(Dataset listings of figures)
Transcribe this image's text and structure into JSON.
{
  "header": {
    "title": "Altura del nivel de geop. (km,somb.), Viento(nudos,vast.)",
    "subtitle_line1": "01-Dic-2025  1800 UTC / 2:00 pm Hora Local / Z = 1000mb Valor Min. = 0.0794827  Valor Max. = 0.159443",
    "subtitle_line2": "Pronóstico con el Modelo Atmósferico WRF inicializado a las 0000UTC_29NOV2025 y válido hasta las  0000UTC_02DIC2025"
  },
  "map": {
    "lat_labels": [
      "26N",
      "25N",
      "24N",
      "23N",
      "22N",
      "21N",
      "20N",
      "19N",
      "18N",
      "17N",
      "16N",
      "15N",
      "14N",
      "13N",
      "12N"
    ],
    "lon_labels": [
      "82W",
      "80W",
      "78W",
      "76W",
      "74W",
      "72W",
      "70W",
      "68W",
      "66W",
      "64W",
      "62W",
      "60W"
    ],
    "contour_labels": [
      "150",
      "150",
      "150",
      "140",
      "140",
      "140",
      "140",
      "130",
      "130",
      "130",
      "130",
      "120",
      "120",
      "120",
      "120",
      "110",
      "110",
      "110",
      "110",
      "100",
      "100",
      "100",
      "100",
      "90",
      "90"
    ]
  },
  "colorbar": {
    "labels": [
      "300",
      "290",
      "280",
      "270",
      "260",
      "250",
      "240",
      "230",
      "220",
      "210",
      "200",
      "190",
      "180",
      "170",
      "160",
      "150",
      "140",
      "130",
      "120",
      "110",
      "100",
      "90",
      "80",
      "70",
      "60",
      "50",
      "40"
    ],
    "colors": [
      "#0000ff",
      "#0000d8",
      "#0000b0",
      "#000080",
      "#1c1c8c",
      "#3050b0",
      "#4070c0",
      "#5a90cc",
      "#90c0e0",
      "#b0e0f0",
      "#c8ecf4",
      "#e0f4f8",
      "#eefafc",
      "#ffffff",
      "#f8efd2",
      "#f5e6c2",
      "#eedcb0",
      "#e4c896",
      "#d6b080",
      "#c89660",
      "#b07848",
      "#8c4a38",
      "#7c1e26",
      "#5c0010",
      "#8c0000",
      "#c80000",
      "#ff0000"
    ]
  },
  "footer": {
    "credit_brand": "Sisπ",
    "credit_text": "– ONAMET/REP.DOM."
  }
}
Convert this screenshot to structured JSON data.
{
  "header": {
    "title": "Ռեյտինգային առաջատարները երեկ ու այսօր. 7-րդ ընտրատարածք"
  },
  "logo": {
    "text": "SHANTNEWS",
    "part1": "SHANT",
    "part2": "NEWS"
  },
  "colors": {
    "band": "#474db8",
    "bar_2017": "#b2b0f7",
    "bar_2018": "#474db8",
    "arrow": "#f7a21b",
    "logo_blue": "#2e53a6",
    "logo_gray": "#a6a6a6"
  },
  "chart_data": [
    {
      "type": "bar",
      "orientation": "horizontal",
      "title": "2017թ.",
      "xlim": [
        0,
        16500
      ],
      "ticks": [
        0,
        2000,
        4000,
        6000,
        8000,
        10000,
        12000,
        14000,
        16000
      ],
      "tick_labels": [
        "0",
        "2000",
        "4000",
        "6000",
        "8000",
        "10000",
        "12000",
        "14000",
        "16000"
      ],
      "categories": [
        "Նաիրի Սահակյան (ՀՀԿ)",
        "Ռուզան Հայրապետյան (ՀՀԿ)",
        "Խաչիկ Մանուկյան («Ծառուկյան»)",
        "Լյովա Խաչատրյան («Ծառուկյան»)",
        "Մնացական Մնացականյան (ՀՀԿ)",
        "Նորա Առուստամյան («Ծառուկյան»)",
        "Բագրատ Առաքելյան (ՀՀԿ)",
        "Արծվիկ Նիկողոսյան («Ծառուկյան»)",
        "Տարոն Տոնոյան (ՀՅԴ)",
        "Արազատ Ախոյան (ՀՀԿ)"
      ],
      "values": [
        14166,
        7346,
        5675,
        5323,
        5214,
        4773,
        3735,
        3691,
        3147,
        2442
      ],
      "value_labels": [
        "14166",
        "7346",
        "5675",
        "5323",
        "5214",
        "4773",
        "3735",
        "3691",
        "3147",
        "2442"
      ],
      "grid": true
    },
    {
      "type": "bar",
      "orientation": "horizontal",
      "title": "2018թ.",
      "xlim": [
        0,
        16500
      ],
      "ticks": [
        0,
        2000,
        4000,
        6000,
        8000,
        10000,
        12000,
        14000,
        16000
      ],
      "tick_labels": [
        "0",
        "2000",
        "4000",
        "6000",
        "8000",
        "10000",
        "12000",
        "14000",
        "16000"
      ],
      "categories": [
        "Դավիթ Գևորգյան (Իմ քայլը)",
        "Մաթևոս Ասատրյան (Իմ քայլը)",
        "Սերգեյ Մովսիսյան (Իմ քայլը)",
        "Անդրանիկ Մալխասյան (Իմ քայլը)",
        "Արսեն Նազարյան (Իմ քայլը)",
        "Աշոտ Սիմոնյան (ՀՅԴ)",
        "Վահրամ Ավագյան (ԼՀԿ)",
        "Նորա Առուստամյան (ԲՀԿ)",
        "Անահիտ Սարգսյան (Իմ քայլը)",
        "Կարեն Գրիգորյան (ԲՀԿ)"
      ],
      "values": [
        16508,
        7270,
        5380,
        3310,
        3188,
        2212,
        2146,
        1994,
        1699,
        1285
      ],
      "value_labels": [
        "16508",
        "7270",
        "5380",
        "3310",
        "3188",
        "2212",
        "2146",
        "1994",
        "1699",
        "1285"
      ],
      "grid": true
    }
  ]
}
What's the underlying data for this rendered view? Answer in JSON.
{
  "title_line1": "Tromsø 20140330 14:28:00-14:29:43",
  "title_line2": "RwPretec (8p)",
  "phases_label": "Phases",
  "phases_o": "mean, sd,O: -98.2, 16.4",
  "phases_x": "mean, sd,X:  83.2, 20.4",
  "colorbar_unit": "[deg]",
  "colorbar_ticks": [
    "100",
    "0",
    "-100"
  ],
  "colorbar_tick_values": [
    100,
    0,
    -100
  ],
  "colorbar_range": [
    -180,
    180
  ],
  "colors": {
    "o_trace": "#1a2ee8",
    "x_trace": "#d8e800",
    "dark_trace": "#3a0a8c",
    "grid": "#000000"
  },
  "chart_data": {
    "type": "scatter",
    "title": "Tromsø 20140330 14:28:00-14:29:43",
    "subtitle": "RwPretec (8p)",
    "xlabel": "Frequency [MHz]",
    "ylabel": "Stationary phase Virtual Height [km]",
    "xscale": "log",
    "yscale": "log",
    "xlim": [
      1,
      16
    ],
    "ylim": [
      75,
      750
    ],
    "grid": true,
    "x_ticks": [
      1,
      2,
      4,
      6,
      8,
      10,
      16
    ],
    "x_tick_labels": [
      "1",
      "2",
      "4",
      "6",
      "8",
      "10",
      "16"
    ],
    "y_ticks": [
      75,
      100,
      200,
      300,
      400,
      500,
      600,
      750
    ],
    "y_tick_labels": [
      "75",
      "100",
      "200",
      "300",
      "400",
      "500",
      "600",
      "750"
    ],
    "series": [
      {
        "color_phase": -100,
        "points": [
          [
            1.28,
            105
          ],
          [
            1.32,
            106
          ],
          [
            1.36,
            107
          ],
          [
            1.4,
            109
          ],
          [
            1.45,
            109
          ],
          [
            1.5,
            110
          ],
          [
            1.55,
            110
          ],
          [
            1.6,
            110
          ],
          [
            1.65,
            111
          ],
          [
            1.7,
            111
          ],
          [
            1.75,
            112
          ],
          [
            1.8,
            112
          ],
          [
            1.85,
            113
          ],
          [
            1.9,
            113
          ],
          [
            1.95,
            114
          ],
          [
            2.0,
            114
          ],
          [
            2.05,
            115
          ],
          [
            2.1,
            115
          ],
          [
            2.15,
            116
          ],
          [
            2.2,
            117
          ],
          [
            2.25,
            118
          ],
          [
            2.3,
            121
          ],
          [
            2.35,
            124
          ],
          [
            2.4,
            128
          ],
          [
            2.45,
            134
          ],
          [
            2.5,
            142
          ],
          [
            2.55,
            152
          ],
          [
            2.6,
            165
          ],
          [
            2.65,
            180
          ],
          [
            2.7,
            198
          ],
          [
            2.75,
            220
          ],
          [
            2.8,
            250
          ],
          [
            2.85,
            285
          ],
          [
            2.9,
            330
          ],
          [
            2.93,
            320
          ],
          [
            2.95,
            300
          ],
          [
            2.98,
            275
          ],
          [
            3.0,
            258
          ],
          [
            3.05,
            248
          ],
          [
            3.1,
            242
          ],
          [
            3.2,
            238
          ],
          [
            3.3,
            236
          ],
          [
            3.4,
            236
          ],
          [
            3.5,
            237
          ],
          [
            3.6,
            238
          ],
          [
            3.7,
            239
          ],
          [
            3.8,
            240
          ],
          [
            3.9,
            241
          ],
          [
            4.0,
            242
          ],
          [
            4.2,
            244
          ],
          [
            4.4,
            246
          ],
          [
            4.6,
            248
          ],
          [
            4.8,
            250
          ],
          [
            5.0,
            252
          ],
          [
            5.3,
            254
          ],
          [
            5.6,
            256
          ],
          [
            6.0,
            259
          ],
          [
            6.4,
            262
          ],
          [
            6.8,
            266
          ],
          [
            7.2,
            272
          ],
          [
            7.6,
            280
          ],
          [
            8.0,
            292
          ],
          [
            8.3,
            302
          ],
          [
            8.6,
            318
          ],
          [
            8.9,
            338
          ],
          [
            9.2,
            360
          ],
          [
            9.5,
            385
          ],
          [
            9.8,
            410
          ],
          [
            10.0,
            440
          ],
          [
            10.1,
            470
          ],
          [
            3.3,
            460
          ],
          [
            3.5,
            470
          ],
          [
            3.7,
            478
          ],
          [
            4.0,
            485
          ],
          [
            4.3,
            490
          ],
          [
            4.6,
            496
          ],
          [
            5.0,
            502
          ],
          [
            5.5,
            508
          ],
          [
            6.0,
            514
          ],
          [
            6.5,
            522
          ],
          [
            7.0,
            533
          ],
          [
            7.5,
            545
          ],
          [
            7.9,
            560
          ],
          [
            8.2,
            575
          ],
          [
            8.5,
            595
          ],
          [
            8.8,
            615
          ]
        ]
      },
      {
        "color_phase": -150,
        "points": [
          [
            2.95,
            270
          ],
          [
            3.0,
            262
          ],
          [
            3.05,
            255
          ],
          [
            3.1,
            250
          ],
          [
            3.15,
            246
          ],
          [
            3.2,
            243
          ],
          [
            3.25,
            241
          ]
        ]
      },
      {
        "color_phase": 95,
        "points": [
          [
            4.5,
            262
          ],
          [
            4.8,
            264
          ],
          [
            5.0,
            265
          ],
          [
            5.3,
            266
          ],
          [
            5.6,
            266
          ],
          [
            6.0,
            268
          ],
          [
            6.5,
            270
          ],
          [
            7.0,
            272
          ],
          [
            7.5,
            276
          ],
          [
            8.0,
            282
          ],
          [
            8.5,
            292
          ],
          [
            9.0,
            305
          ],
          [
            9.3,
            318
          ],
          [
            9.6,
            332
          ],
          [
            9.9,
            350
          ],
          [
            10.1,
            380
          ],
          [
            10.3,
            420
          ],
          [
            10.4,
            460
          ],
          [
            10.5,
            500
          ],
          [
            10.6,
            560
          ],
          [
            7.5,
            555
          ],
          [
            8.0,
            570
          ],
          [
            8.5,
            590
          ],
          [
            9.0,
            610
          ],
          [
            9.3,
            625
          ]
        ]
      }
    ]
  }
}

§ **EXERCISE PROMPT**: Examine the records and pull out every line where the string "Ծառուկյան" occurs.

§ **ANSWER FOR THIS EXERCISE**:
        "Խաչիկ Մանուկյան («Ծառուկյան»)",
        "Լյովա Խաչատրյան («Ծառուկյան»)",
        "Նորա Առուստամյան («Ծառուկյան»)",
        "Արծվիկ Նիկողոսյան («Ծառուկյան»)",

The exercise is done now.